INFORMATION GIVEN:

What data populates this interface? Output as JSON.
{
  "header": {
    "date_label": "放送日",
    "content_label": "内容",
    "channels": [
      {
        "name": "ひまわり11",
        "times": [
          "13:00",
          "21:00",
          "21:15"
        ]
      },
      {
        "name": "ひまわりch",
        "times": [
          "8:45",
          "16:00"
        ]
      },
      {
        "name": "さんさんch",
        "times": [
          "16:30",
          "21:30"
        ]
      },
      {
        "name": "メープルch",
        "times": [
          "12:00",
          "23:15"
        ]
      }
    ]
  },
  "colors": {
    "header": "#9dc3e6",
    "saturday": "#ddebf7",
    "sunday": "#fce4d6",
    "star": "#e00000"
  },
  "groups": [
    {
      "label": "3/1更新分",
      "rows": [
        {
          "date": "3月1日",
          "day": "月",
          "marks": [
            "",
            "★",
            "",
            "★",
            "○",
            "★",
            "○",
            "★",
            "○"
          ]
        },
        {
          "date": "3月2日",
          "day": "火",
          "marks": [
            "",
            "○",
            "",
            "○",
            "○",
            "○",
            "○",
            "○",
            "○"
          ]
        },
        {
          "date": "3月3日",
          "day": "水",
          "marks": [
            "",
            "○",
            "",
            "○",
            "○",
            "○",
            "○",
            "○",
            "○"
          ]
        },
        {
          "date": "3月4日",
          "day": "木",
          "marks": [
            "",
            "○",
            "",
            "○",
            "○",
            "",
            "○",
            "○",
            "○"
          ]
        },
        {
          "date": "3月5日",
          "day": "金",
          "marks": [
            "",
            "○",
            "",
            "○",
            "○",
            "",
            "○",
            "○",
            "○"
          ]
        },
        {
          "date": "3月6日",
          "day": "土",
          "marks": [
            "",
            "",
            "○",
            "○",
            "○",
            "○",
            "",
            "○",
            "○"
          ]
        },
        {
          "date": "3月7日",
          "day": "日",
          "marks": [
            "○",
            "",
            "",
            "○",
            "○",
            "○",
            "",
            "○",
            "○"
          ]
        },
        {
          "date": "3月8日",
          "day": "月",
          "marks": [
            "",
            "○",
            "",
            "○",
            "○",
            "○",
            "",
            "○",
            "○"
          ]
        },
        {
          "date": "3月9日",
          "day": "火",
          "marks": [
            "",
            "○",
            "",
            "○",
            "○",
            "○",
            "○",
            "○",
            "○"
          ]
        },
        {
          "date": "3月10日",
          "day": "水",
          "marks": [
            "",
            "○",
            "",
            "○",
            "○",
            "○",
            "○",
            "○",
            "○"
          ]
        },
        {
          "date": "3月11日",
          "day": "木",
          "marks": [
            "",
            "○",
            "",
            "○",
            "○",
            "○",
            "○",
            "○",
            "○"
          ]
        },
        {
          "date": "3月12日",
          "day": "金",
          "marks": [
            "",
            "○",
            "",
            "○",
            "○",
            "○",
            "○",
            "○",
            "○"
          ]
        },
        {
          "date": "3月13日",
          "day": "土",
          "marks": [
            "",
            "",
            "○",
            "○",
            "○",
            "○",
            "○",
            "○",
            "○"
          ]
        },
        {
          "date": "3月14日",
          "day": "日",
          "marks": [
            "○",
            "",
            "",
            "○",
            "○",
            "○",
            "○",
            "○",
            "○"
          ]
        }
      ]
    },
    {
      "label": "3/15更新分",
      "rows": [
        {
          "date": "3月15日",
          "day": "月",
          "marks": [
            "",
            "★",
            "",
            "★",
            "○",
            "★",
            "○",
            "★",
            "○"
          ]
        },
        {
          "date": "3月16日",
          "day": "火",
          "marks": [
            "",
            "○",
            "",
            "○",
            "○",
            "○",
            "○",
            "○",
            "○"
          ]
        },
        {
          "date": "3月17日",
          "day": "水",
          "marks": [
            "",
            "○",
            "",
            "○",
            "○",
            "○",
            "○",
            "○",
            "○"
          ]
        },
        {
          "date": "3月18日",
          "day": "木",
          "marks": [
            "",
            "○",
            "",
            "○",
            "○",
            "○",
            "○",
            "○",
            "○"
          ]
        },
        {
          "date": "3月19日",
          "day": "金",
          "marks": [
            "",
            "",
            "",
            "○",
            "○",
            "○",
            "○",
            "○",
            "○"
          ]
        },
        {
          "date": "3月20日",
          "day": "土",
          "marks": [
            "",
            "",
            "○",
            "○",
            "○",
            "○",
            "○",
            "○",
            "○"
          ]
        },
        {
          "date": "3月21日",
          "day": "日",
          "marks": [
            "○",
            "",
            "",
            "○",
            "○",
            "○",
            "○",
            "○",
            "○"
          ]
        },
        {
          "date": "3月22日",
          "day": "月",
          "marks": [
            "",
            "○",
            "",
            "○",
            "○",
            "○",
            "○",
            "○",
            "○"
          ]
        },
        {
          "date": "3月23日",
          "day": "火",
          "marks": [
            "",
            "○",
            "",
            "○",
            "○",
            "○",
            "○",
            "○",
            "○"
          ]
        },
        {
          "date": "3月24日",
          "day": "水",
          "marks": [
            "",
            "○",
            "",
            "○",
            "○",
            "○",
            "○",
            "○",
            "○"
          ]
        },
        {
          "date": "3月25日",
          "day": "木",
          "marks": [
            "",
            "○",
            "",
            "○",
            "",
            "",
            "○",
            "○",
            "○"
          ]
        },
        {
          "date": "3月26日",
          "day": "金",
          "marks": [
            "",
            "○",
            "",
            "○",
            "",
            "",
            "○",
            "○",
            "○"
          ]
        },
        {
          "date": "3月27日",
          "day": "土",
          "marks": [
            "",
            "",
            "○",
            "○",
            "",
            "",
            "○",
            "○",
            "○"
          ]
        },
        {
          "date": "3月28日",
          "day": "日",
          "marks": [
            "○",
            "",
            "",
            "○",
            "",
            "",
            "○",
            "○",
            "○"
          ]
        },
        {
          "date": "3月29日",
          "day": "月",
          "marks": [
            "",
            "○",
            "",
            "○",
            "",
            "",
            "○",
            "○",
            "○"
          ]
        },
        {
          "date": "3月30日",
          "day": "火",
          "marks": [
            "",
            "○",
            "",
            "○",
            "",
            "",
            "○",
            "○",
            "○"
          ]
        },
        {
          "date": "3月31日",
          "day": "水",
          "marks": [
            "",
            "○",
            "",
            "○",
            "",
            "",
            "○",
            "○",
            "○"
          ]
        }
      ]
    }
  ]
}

TASK STATEMENT: Using the data above, return each line exactly as written.

FINAL RESULT:
What data populates this interface? Output as JSON.
{
  "header": {
    "date_label": "放送日",
    "content_label": "内容",
    "channels": [
      {
        "name": "ひまわり11",
        "times": [
          "13:00",
          "21:00",
          "21:15"
        ]
      },
      {
        "name": "ひまわりch",
        "times": [
          "8:45",
          "16:00"
        ]
      },
      {
        "name": "さんさんch",
        "times": [
          "16:30",
          "21:30"
        ]
      },
      {
        "name": "メープルch",
        "times": [
          "12:00",
          "23:15"
        ]
      }
    ]
  },
  "colors": {
    "header": "#9dc3e6",
    "saturday": "#ddebf7",
    "sunday": "#fce4d6",
    "star": "#e00000"
  },
  "groups": [
    {
      "label": "3/1更新分",
      "rows": [
        {
          "date": "3月1日",
          "day": "月",
          "marks": [
            "",
            "★",
            "",
            "★",
            "○",
            "★",
            "○",
            "★",
            "○"
          ]
        },
        {
          "date": "3月2日",
          "day": "火",
          "marks": [
            "",
            "○",
            "",
            "○",
            "○",
            "○",
            "○",
            "○",
            "○"
          ]
        },
        {
          "date": "3月3日",
          "day": "水",
          "marks": [
            "",
            "○",
            "",
            "○",
            "○",
            "○",
            "○",
            "○",
            "○"
          ]
        },
        {
          "date": "3月4日",
          "day": "木",
          "marks": [
            "",
            "○",
            "",
            "○",
            "○",
            "",
            "○",
            "○",
            "○"
          ]
        },
        {
          "date": "3月5日",
          "day": "金",
          "marks": [
            "",
            "○",
            "",
            "○",
            "○",
            "",
            "○",
            "○",
            "○"
          ]
        },
        {
          "date": "3月6日",
          "day": "土",
          "marks": [
            "",
            "",
            "○",
            "○",
            "○",
            "○",
            "",
            "○",
            "○"
          ]
        },
        {
          "date": "3月7日",
          "day": "日",
          "marks": [
            "○",
            "",
            "",
            "○",
            "○",
            "○",
            "",
            "○",
            "○"
          ]
        },
        {
          "date": "3月8日",
          "day": "月",
          "marks": [
            "",
            "○",
            "",
            "○",
            "○",
            "○",
            "",
            "○",
            "○"
          ]
        },
        {
          "date": "3月9日",
          "day": "火",
          "marks": [
            "",
            "○",
            "",
            "○",
            "○",
            "○",
            "○",
            "○",
            "○"
          ]
        },
        {
          "date": "3月10日",
          "day": "水",
          "marks": [
            "",
            "○",
            "",
            "○",
            "○",
            "○",
            "○",
            "○",
            "○"
          ]
        },
        {
          "date": "3月11日",
          "day": "木",
          "marks": [
            "",
            "○",
            "",
            "○",
            "○",
            "○",
            "○",
            "○",
            "○"
          ]
        },
        {
          "date": "3月12日",
          "day": "金",
          "marks": [
            "",
            "○",
            "",
            "○",
            "○",
            "○",
            "○",
            "○",
            "○"
          ]
        },
        {
          "date": "3月13日",
          "day": "土",
          "marks": [
            "",
            "",
            "○",
            "○",
            "○",
            "○",
            "○",
            "○",
            "○"
          ]
        },
        {
          "date": "3月14日",
          "day": "日",
          "marks": [
            "○",
            "",
            "",
            "○",
            "○",
            "○",
            "○",
            "○",
            "○"
          ]
        }
      ]
    },
    {
      "label": "3/15更新分",
      "rows": [
        {
          "date": "3月15日",
          "day": "月",
          "marks": [
            "",
            "★",
            "",
            "★",
            "○",
            "★",
            "○",
            "★",
            "○"
          ]
        },
        {
          "date": "3月16日",
          "day": "火",
          "marks": [
            "",
            "○",
            "",
            "○",
            "○",
            "○",
            "○",
            "○",
            "○"
          ]
        },
        {
          "date": "3月17日",
          "day": "水",
          "marks": [
            "",
            "○",
            "",
            "○",
            "○",
            "○",
            "○",
            "○",
            "○"
          ]
        },
        {
          "date": "3月18日",
          "day": "木",
          "marks": [
            "",
            "○",
            "",
            "○",
            "○",
            "○",
            "○",
            "○",
            "○"
          ]
        },
        {
          "date": "3月19日",
          "day": "金",
          "marks": [
            "",
            "",
            "",
            "○",
            "○",
            "○",
            "○",
            "○",
            "○"
          ]
        },
        {
          "date": "3月20日",
          "day": "土",
          "marks": [
            "",
            "",
            "○",
            "○",
            "○",
            "○",
            "○",
            "○",
            "○"
          ]
        },
        {
          "date": "3月21日",
          "day": "日",
          "marks": [
            "○",
            "",
            "",
            "○",
            "○",
            "○",
            "○",
            "○",
            "○"
          ]
        },
        {
          "date": "3月22日",
          "day": "月",
          "marks": [
            "",
            "○",
            "",
            "○",
            "○",
            "○",
            "○",
            "○",
            "○"
          ]
        },
        {
          "date": "3月23日",
          "day": "火",
          "marks": [
            "",
            "○",
            "",
            "○",
            "○",
            "○",
            "○",
            "○",
            "○"
          ]
        },
        {
          "date": "3月24日",
          "day": "水",
          "marks": [
            "",
            "○",
            "",
            "○",
            "○",
            "○",
            "○",
            "○",
            "○"
          ]
        },
        {
          "date": "3月25日",
          "day": "木",
          "marks": [
            "",
            "○",
            "",
            "○",
            "",
            "",
            "○",
            "○",
            "○"
          ]
        },
        {
          "date": "3月26日",
          "day": "金",
          "marks": [
            "",
            "○",
            "",
            "○",
            "",
            "",
            "○",
            "○",
            "○"
          ]
        },
        {
          "date": "3月27日",
          "day": "土",
          "marks": [
            "",
            "",
            "○",
            "○",
            "",
            "",
            "○",
            "○",
            "○"
          ]
        },
        {
          "date": "3月28日",
          "day": "日",
          "marks": [
            "○",
            "",
            "",
            "○",
            "",
            "",
            "○",
            "○",
            "○"
          ]
        },
        {
          "date": "3月29日",
          "day": "月",
          "marks": [
            "",
            "○",
            "",
            "○",
            "",
            "",
            "○",
            "○",
            "○"
          ]
        },
        {
          "date": "3月30日",
          "day": "火",
          "marks": [
            "",
            "○",
            "",
            "○",
            "",
            "",
            "○",
            "○",
            "○"
          ]
        },
        {
          "date": "3月31日",
          "day": "水",
          "marks": [
            "",
            "○",
            "",
            "○",
            "",
            "",
            "○",
            "○",
            "○"
          ]
        }
      ]
    }
  ]
}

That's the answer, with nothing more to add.